Queere (Un-)Sichtbarkeit im Spannungsfeld von Identitätssuche und heteronormativer Geschlechterordnung
am Beispiel der Repräsentation von LGBTQIA* in der Kinder- und Jugendliteratur
Abstract
Das Studium der Sozialen Arbeit an der katho NRW, Standort Aachen ist von einer machtkritischen und diversitätssensiblen Grundhaltung geprägt und zielt darauf ab, durch die Vermittlung und Relationierung unterschiedlicher Wissensformen eine reflexive Professionalität der Studierenden auszubilden.
Simon Rosen und Uwe Koeberich untersuchen in ihrer gemeinsam verfassten Bachelorarbeit ausgewählte Werke der zeitgenössischen Kinder- und Jugendliteratur hinsichtlich der Repräsentation queerer Lebensweisen und fragen in diesem Zusammenhang auch nach der Relevanz literaturpädagogischen Handelns in der Kinder- und Jugendhilfe. Das einführende Abstract basiert auf dem Gutachten von Damaris Nübel und Norbert Frieters-Reermann.
Die Bachelorthesis thematisiert den Einfluss von Kinder- und Jugendliteratur (KJL) hinsichtlich der Identitätsentwicklung von Heranwachsenden und fokussiert dabei auf die Repräsentation von LGBTQIA*. Hierzu wurden zunächst wissenschaftliche Grundlagen aus der Kinder- und Jugendliteraturfoschung, der Sozialisationsforschung, den Gender Studies und der Queer Theory herangezogen und reflektiert. Dabei arbeiten die Autoren u. a. heraus, wie ein von Heteronormativität und Binarität geprägtes Geschlechtersystem queere und insbesondere nicht-binäre Identitäten strukturell stigmatisiert.

━━━━━━━━━━

Fassen Sie den Absatz „Die Bachelorthesis thematisiert …“ aus dem Textauszug in Stichpunkten zusammen, ohne seine wesentlichen Aussagen wegzulassen.

§ **Bereitgestellte Zeilen**:

━━━━━━━━━━

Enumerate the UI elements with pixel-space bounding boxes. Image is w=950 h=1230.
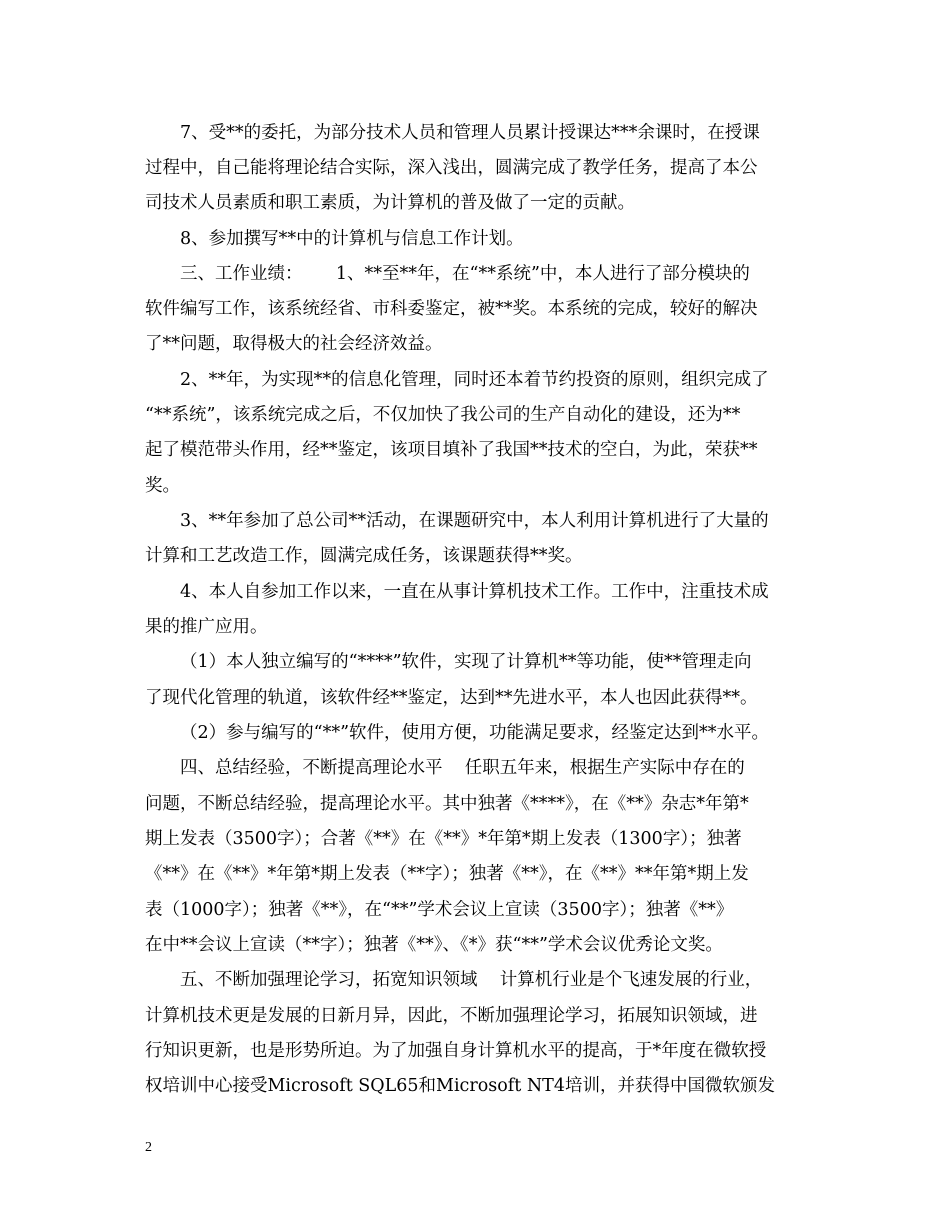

━━━━━━━━━━

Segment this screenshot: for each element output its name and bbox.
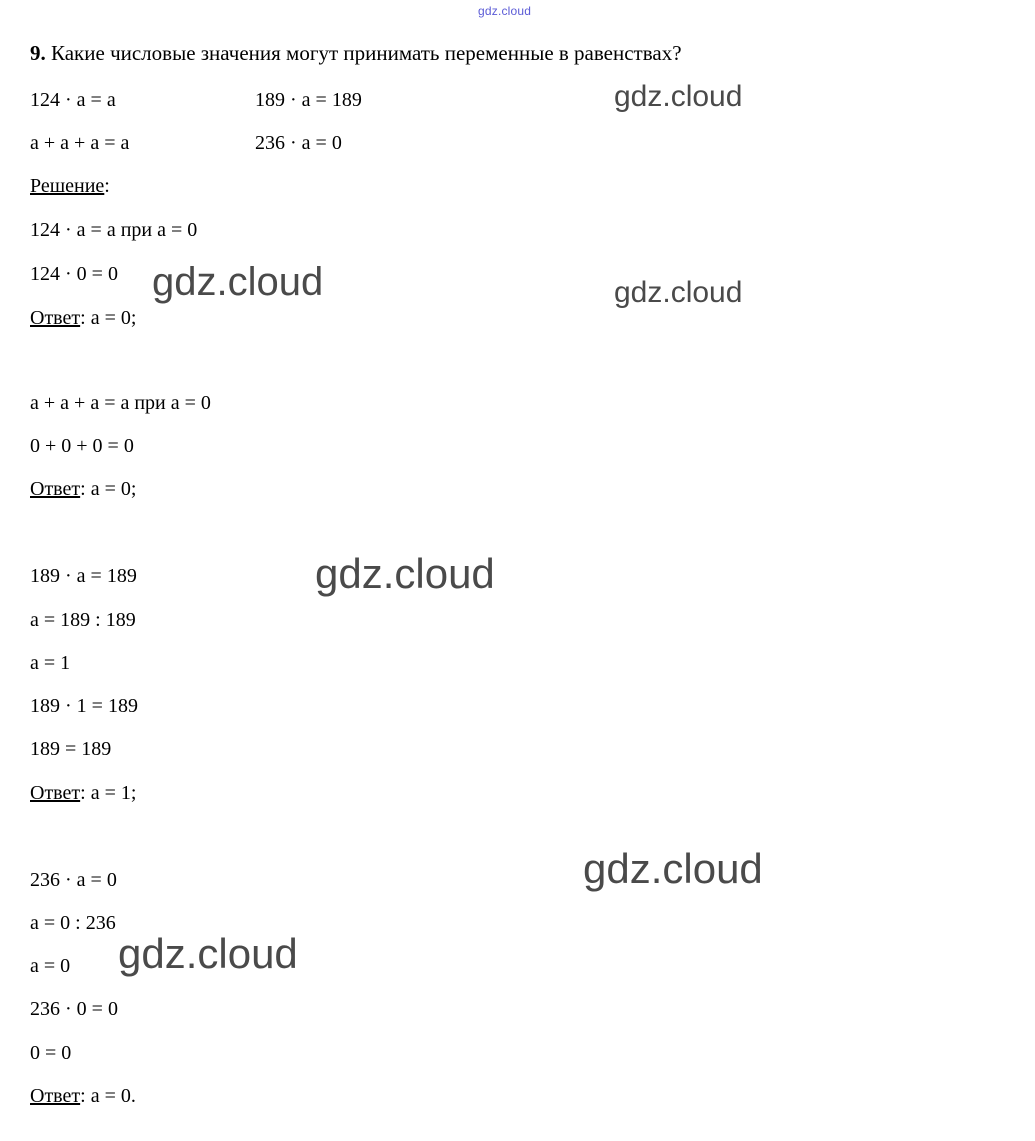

━━━━━━━━━━

§ **Lösung**:
- Thema: Einfluss der Kinder- und Jugendliteratur (KJL) auf die Identitätsentwicklung Heranwachsender, mit Schwerpunkt auf der Repräsentation von LGBTQIA*
- Grundlagen: wissenschaftliche Erkenntnisse aus Kinder- und Jugendliteraturforschung, Sozialisationsforschung, Gender Studies und Queer Theory, die herangezogen und reflektiert wurden
- Ein Ergebnis: Ein von Heteronormativität und Binarität geprägtes Geschlechtersystem stigmatisiert queere und insbesondere nicht-binäre Identitäten strukturell.